# [What is being asked]
Skip every picture and transcribe the remaining material exactly.

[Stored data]
——

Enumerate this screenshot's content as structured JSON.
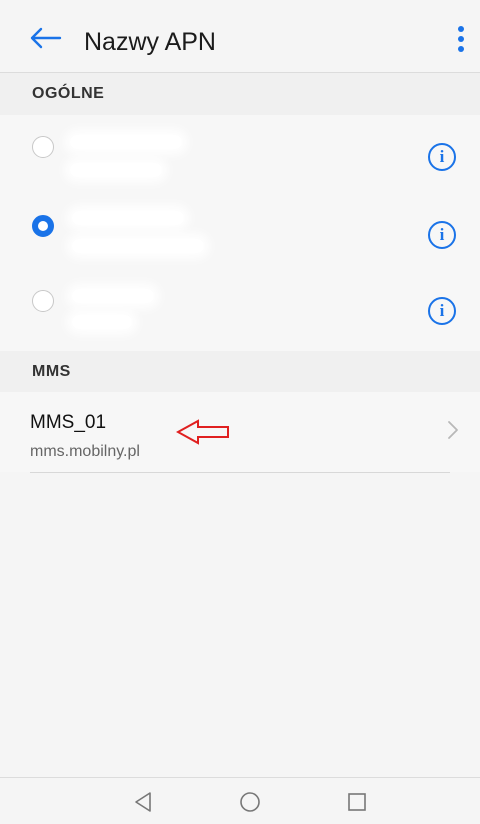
{
  "header": {
    "title": "Nazwy APN",
    "back_icon": "arrow-left-icon",
    "menu_icon": "more-vert-icon"
  },
  "sections": {
    "general": {
      "label": "OGÓLNE"
    },
    "mms": {
      "label": "MMS"
    }
  },
  "apn_list": [
    {
      "selected": false,
      "info_icon": "info-icon"
    },
    {
      "selected": true,
      "info_icon": "info-icon"
    },
    {
      "selected": false,
      "info_icon": "info-icon"
    }
  ],
  "mms_list": [
    {
      "name": "MMS_01",
      "apn": "mms.mobilny.pl",
      "chevron_icon": "chevron-right-icon"
    }
  ],
  "annotation": {
    "icon": "red-arrow-left-icon",
    "color": "#e02020"
  },
  "navbar": {
    "back_icon": "nav-back-icon",
    "home_icon": "nav-home-icon",
    "recents_icon": "nav-recents-icon"
  },
  "colors": {
    "accent": "#1a73e8",
    "annotation": "#e02020"
  }
}
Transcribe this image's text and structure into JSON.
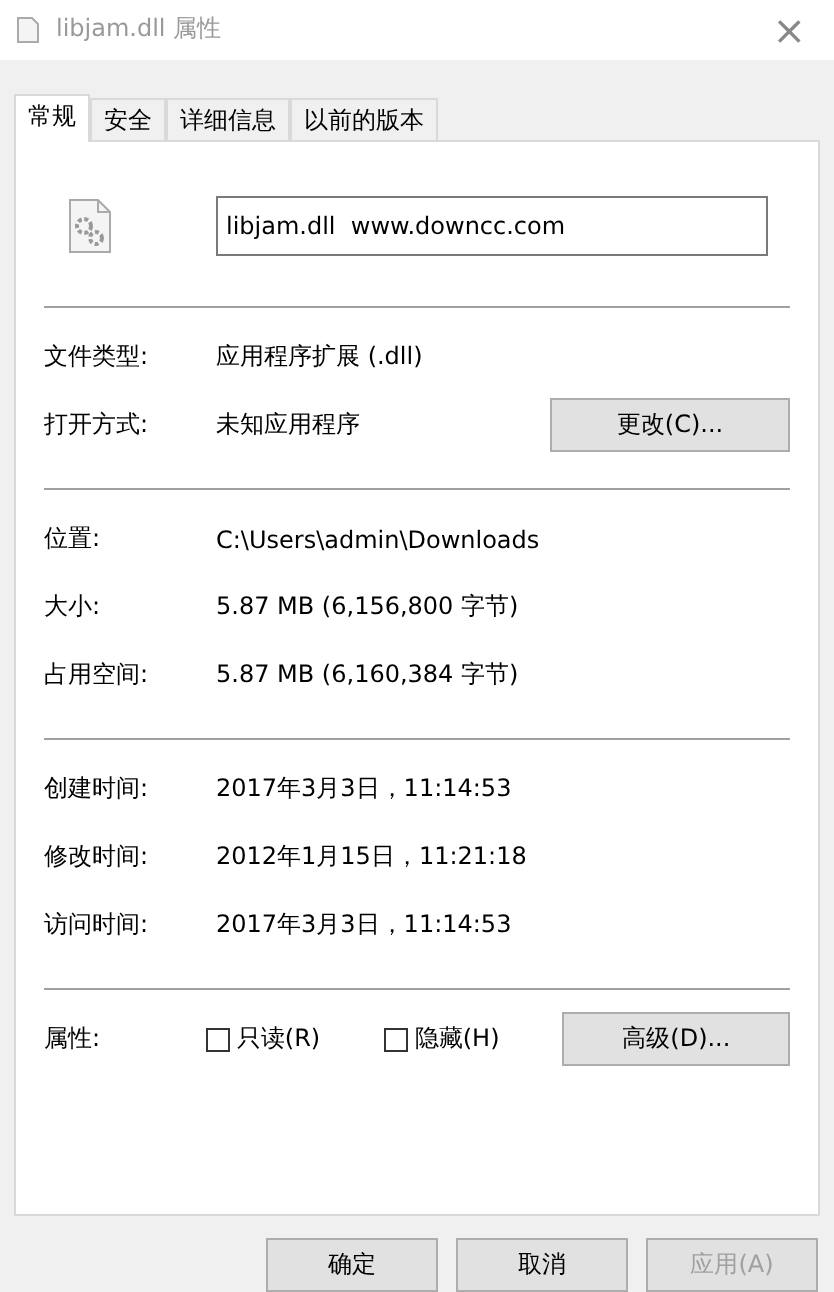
{
  "window": {
    "title": "libjam.dll 属性",
    "close": "×"
  },
  "tabs": [
    {
      "label": "常规",
      "selected": true
    },
    {
      "label": "安全",
      "selected": false
    },
    {
      "label": "详细信息",
      "selected": false
    },
    {
      "label": "以前的版本",
      "selected": false
    }
  ],
  "file_name": "libjam.dll  www.downcc.com",
  "sections": [
    [
      {
        "label": "文件类型:",
        "value": "应用程序扩展 (.dll)"
      },
      {
        "label": "打开方式:",
        "value": "未知应用程序",
        "button": "更改(C)..."
      }
    ],
    [
      {
        "label": "位置:",
        "value": "C:\\Users\\admin\\Downloads"
      },
      {
        "label": "大小:",
        "value": "5.87 MB (6,156,800 字节)"
      },
      {
        "label": "占用空间:",
        "value": "5.87 MB (6,160,384 字节)"
      }
    ],
    [
      {
        "label": "创建时间:",
        "value": "2017年3月3日，11:14:53"
      },
      {
        "label": "修改时间:",
        "value": "2012年1月15日，11:21:18"
      },
      {
        "label": "访问时间:",
        "value": "2017年3月3日，11:14:53"
      }
    ]
  ],
  "attributes": {
    "label": "属性:",
    "checkboxes": [
      {
        "label": "只读(R)",
        "checked": false
      },
      {
        "label": "隐藏(H)",
        "checked": false
      }
    ],
    "button": "高级(D)..."
  },
  "buttons": [
    {
      "label": "确定",
      "disabled": false
    },
    {
      "label": "取消",
      "disabled": false
    },
    {
      "label": "应用(A)",
      "disabled": true
    }
  ]
}
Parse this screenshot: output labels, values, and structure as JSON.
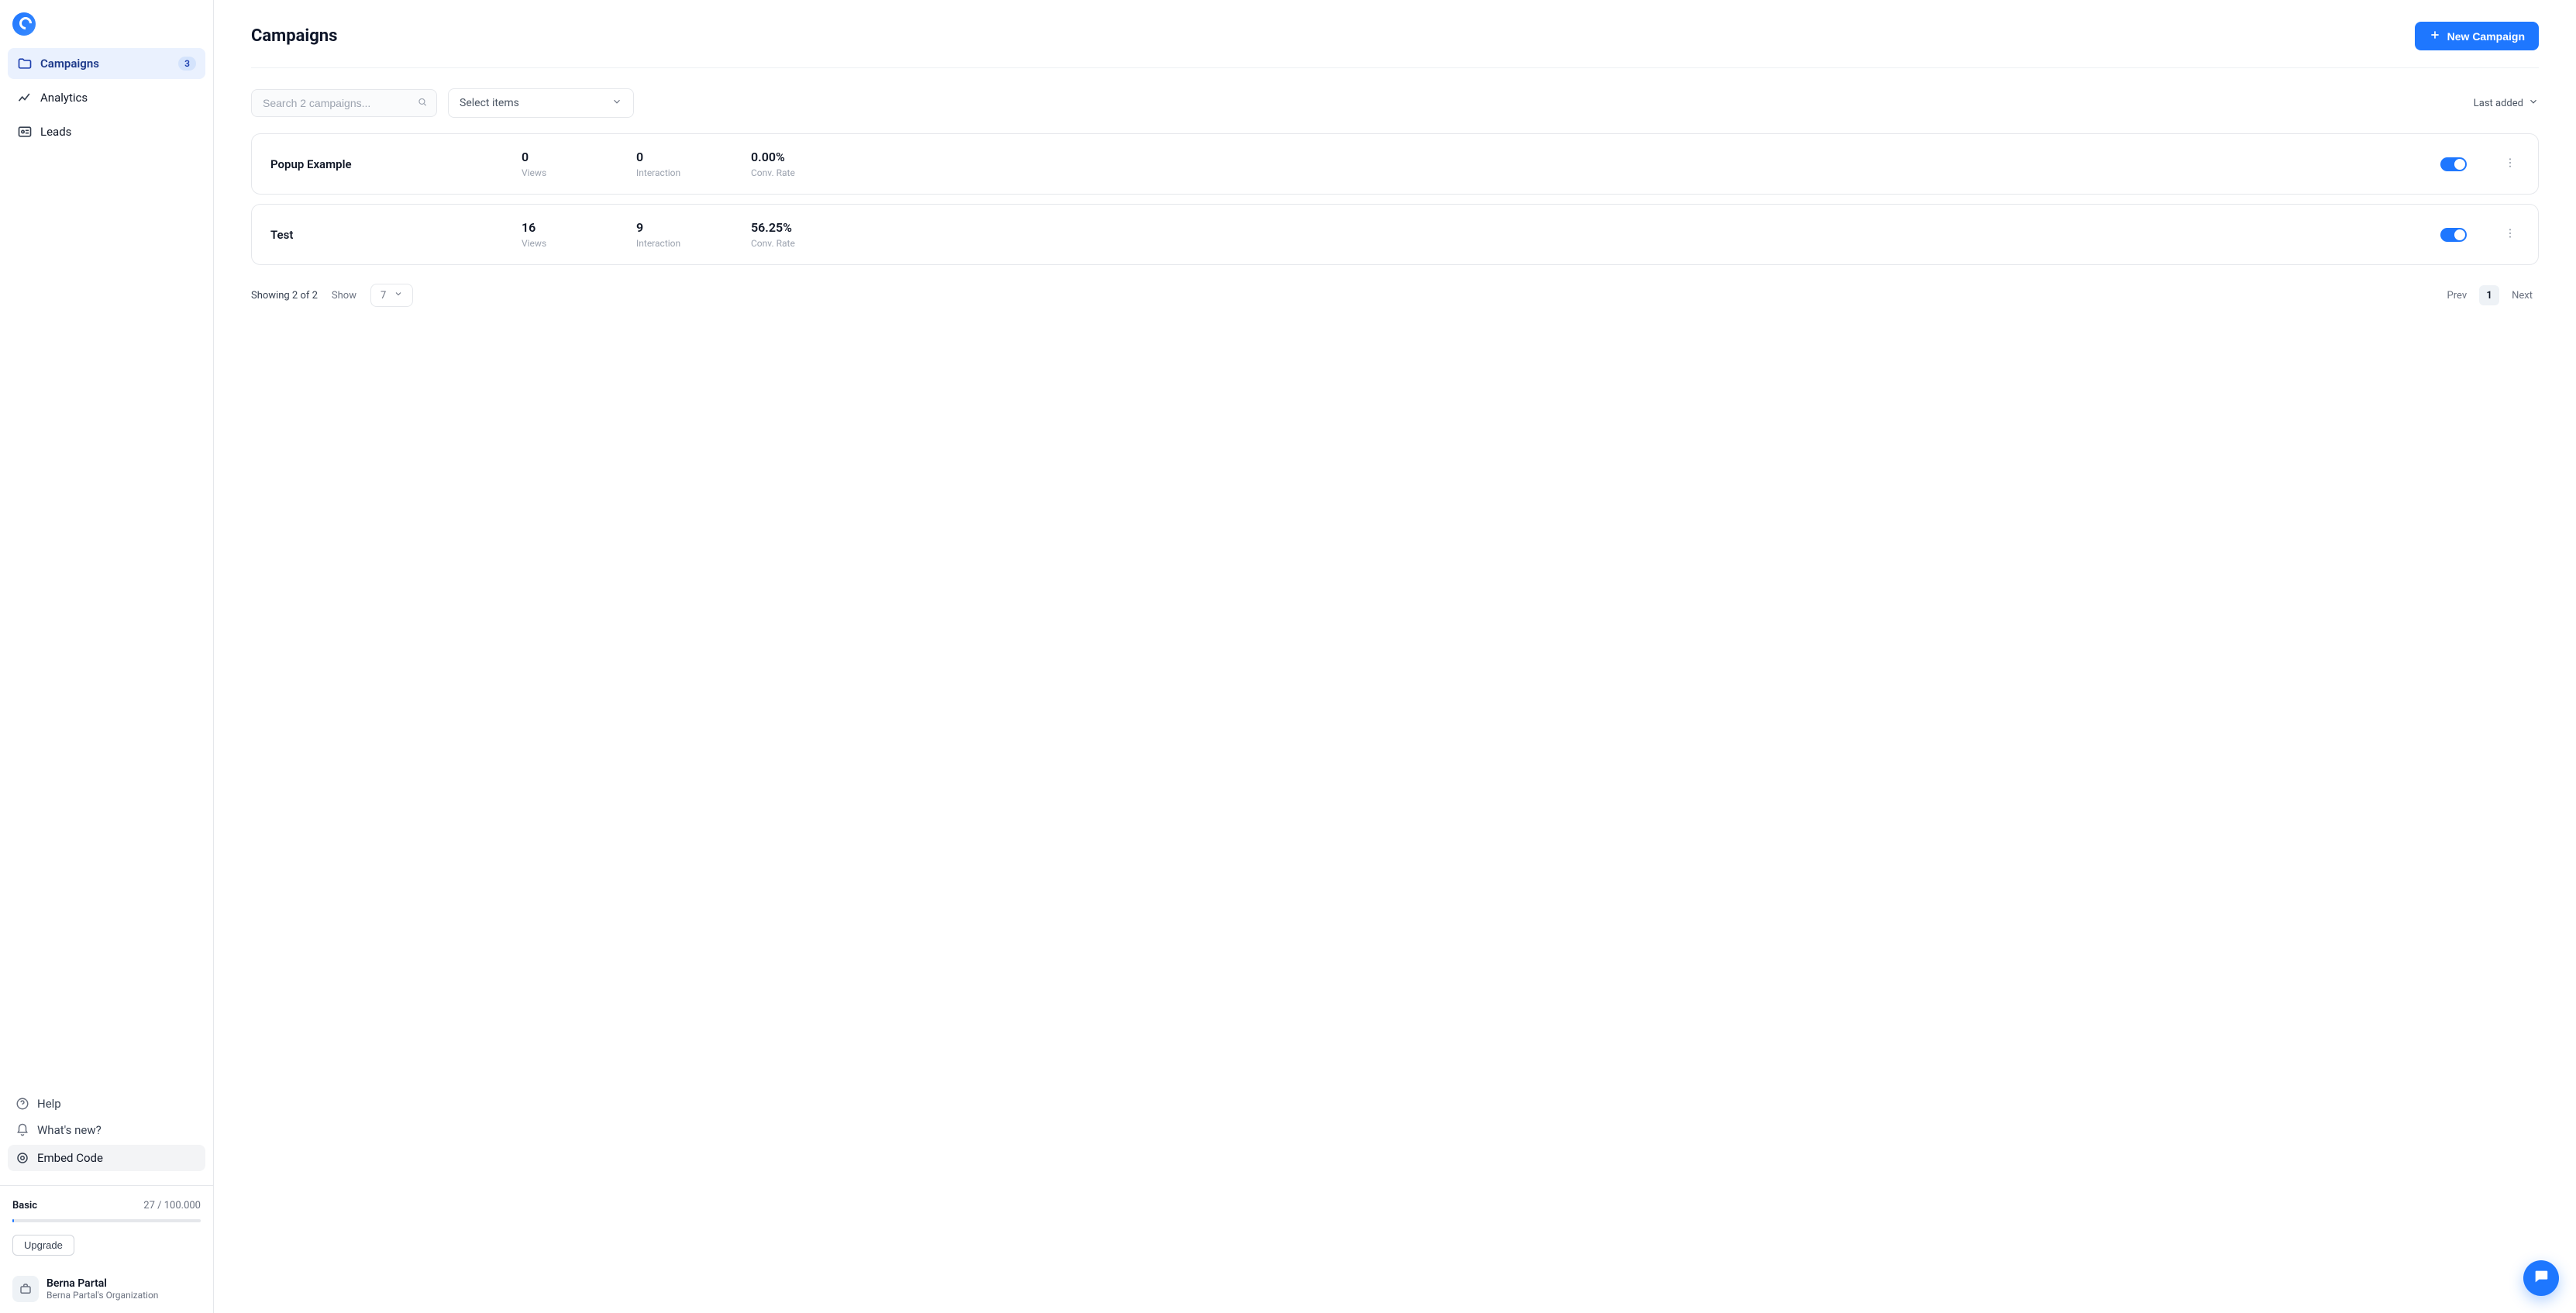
{
  "sidebar": {
    "nav": [
      {
        "label": "Campaigns",
        "badge": "3",
        "active": true
      },
      {
        "label": "Analytics"
      },
      {
        "label": "Leads"
      }
    ],
    "bottom": {
      "help": "Help",
      "whats_new": "What's new?",
      "embed_code": "Embed Code"
    },
    "plan": {
      "tier": "Basic",
      "usage": "27 / 100.000",
      "upgrade_label": "Upgrade"
    },
    "profile": {
      "name": "Berna Partal",
      "org": "Berna Partal's Organization"
    }
  },
  "header": {
    "title": "Campaigns",
    "new_campaign_label": "New Campaign"
  },
  "toolbar": {
    "search_placeholder": "Search 2 campaigns...",
    "select_items_label": "Select items",
    "sort_label": "Last added"
  },
  "labels": {
    "views": "Views",
    "interaction": "Interaction",
    "conv_rate": "Conv. Rate"
  },
  "campaigns": [
    {
      "name": "Popup Example",
      "views": "0",
      "interaction": "0",
      "conv_rate": "0.00%",
      "enabled": true
    },
    {
      "name": "Test",
      "views": "16",
      "interaction": "9",
      "conv_rate": "56.25%",
      "enabled": true
    }
  ],
  "footer": {
    "showing": "Showing 2 of 2",
    "show_label": "Show",
    "page_size": "7",
    "prev_label": "Prev",
    "page_number": "1",
    "next_label": "Next"
  }
}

——

# [Written answer]
Enumerate this screenshot's content as structured JSON.
{
  "header": {
    "title": "Nazwy APN",
    "back_icon": "arrow-left-icon",
    "menu_icon": "more-vert-icon"
  },
  "sections": {
    "general": {
      "label": "OGÓLNE"
    },
    "mms": {
      "label": "MMS"
    }
  },
  "apn_list": [
    {
      "selected": false,
      "info_icon": "info-icon"
    },
    {
      "selected": true,
      "info_icon": "info-icon"
    },
    {
      "selected": false,
      "info_icon": "info-icon"
    }
  ],
  "mms_list": [
    {
      "name": "MMS_01",
      "apn": "mms.mobilny.pl",
      "chevron_icon": "chevron-right-icon"
    }
  ],
  "annotation": {
    "icon": "red-arrow-left-icon",
    "color": "#e02020"
  },
  "navbar": {
    "back_icon": "nav-back-icon",
    "home_icon": "nav-home-icon",
    "recents_icon": "nav-recents-icon"
  },
  "colors": {
    "accent": "#1a73e8",
    "annotation": "#e02020"
  }
}
Transcribe this image's text and structure into JSON.
{
  "window": {
    "title": "libjam.dll 属性",
    "close": "×"
  },
  "tabs": [
    {
      "label": "常规",
      "selected": true
    },
    {
      "label": "安全",
      "selected": false
    },
    {
      "label": "详细信息",
      "selected": false
    },
    {
      "label": "以前的版本",
      "selected": false
    }
  ],
  "file_name": "libjam.dll  www.downcc.com",
  "sections": [
    [
      {
        "label": "文件类型:",
        "value": "应用程序扩展 (.dll)"
      },
      {
        "label": "打开方式:",
        "value": "未知应用程序",
        "button": "更改(C)..."
      }
    ],
    [
      {
        "label": "位置:",
        "value": "C:\\Users\\admin\\Downloads"
      },
      {
        "label": "大小:",
        "value": "5.87 MB (6,156,800 字节)"
      },
      {
        "label": "占用空间:",
        "value": "5.87 MB (6,160,384 字节)"
      }
    ],
    [
      {
        "label": "创建时间:",
        "value": "2017年3月3日，11:14:53"
      },
      {
        "label": "修改时间:",
        "value": "2012年1月15日，11:21:18"
      },
      {
        "label": "访问时间:",
        "value": "2017年3月3日，11:14:53"
      }
    ]
  ],
  "attributes": {
    "label": "属性:",
    "checkboxes": [
      {
        "label": "只读(R)",
        "checked": false
      },
      {
        "label": "隐藏(H)",
        "checked": false
      }
    ],
    "button": "高级(D)..."
  },
  "buttons": [
    {
      "label": "确定",
      "disabled": false
    },
    {
      "label": "取消",
      "disabled": false
    },
    {
      "label": "应用(A)",
      "disabled": true
    }
  ]
}
Parse this screenshot: output labels, values, and structure as JSON.
{
  "sidebar": {
    "nav": [
      {
        "label": "Campaigns",
        "badge": "3",
        "active": true
      },
      {
        "label": "Analytics"
      },
      {
        "label": "Leads"
      }
    ],
    "bottom": {
      "help": "Help",
      "whats_new": "What's new?",
      "embed_code": "Embed Code"
    },
    "plan": {
      "tier": "Basic",
      "usage": "27 / 100.000",
      "upgrade_label": "Upgrade"
    },
    "profile": {
      "name": "Berna Partal",
      "org": "Berna Partal's Organization"
    }
  },
  "header": {
    "title": "Campaigns",
    "new_campaign_label": "New Campaign"
  },
  "toolbar": {
    "search_placeholder": "Search 2 campaigns...",
    "select_items_label": "Select items",
    "sort_label": "Last added"
  },
  "labels": {
    "views": "Views",
    "interaction": "Interaction",
    "conv_rate": "Conv. Rate"
  },
  "campaigns": [
    {
      "name": "Popup Example",
      "views": "0",
      "interaction": "0",
      "conv_rate": "0.00%",
      "enabled": true
    },
    {
      "name": "Test",
      "views": "16",
      "interaction": "9",
      "conv_rate": "56.25%",
      "enabled": true
    }
  ],
  "footer": {
    "showing": "Showing 2 of 2",
    "show_label": "Show",
    "page_size": "7",
    "prev_label": "Prev",
    "page_number": "1",
    "next_label": "Next"
  }
}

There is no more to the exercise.